Turn everything from the first line down through the line containing "edge-top-b1-b2 — [555, 241, 677, 328]" into a Markdown table with the columns Row and Line, skipping any blank lines.

——

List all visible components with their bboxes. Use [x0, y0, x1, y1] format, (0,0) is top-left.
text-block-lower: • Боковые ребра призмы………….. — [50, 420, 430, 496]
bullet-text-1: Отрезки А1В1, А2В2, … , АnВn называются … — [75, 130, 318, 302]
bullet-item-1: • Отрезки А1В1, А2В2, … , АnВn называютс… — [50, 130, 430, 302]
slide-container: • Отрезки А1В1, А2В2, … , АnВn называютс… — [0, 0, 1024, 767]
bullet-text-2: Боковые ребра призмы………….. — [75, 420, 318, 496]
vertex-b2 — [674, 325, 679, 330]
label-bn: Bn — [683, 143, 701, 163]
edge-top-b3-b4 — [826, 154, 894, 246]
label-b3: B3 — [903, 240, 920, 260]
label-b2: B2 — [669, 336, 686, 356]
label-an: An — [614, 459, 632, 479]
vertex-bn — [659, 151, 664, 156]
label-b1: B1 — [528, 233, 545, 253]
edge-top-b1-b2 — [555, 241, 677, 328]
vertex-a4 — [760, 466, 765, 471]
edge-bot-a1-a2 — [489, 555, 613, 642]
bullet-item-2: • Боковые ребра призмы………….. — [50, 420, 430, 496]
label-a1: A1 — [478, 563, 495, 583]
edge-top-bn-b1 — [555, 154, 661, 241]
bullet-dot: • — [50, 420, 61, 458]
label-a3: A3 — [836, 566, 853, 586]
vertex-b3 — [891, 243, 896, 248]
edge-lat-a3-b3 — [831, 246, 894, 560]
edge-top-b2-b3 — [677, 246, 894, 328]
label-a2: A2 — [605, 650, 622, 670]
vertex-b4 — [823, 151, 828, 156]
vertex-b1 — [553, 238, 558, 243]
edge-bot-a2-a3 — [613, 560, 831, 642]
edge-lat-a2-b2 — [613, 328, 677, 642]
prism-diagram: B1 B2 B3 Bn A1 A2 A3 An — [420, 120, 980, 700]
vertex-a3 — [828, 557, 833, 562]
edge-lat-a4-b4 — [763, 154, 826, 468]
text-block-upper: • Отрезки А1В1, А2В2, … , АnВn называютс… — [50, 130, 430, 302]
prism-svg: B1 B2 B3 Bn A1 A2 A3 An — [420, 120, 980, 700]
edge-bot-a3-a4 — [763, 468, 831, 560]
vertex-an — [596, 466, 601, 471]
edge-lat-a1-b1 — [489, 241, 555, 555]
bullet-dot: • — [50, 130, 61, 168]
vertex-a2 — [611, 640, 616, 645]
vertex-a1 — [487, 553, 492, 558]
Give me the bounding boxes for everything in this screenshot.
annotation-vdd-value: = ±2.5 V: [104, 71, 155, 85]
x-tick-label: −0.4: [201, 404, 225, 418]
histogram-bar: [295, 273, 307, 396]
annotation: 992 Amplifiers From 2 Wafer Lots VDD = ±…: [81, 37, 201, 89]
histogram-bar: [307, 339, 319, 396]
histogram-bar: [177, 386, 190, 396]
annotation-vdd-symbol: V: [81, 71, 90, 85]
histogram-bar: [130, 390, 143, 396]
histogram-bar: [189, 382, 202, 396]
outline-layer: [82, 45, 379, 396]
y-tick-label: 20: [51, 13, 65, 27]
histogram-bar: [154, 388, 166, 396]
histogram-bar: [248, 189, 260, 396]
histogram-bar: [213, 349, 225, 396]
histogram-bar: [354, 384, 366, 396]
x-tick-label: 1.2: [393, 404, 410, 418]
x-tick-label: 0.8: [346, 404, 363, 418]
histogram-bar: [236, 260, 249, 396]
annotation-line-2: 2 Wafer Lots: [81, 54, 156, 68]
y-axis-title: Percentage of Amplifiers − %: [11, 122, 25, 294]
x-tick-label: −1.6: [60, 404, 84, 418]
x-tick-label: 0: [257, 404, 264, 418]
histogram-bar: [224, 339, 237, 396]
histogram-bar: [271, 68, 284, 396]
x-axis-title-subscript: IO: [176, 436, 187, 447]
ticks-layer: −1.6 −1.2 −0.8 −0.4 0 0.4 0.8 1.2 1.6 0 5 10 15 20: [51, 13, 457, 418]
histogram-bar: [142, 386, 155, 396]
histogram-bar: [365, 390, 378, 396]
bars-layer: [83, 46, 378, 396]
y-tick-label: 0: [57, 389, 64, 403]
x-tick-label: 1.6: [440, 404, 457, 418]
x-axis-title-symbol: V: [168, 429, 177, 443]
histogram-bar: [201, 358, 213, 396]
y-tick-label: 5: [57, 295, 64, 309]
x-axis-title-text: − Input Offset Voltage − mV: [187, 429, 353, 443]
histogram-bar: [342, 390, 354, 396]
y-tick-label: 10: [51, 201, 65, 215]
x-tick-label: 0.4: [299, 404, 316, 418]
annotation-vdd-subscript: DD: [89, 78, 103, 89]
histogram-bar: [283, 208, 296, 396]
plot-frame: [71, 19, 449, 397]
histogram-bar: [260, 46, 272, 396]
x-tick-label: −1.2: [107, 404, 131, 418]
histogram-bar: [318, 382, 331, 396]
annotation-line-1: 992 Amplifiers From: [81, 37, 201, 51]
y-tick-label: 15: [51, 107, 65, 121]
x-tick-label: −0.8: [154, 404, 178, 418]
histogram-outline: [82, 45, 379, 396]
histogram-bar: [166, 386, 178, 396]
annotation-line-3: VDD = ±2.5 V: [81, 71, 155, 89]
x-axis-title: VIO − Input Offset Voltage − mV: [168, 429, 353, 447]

——

OUTPUT OF THE TASK:
| Row | Line |
|---|---|
| 1 | List all visible components with their bboxes. Use [x0, y0, x1, y1] format, (0,0) is top-left. |
| 2 | text-block-lower: • Боковые ребра призмы………….. — [50, 420, 430, 496] |
| 3 | bullet-text-1: Отрезки А1В1, А2В2, … , АnВn называются … — [75, 130, 318, 302] |
| 4 | bullet-item-1: • Отрезки А1В1, А2В2, … , АnВn называютс… — [50, 130, 430, 302] |
| 5 | slide-container: • Отрезки А1В1, А2В2, … , АnВn называютс… — [0, 0, 1024, 767] |
| 6 | bullet-text-2: Боковые ребра призмы………….. — [75, 420, 318, 496] |
| 7 | vertex-b2 — [674, 325, 679, 330] |
| 8 | label-bn: Bn — [683, 143, 701, 163] |
| 9 | edge-top-b3-b4 — [826, 154, 894, 246] |
| 10 | label-b3: B3 — [903, 240, 920, 260] |
| 11 | label-b2: B2 — [669, 336, 686, 356] |
| 12 | label-an: An — [614, 459, 632, 479] |
| 13 | vertex-bn — [659, 151, 664, 156] |
| 14 | label-b1: B1 — [528, 233, 545, 253] |
| 15 | edge-top-b1-b2 — [555, 241, 677, 328] |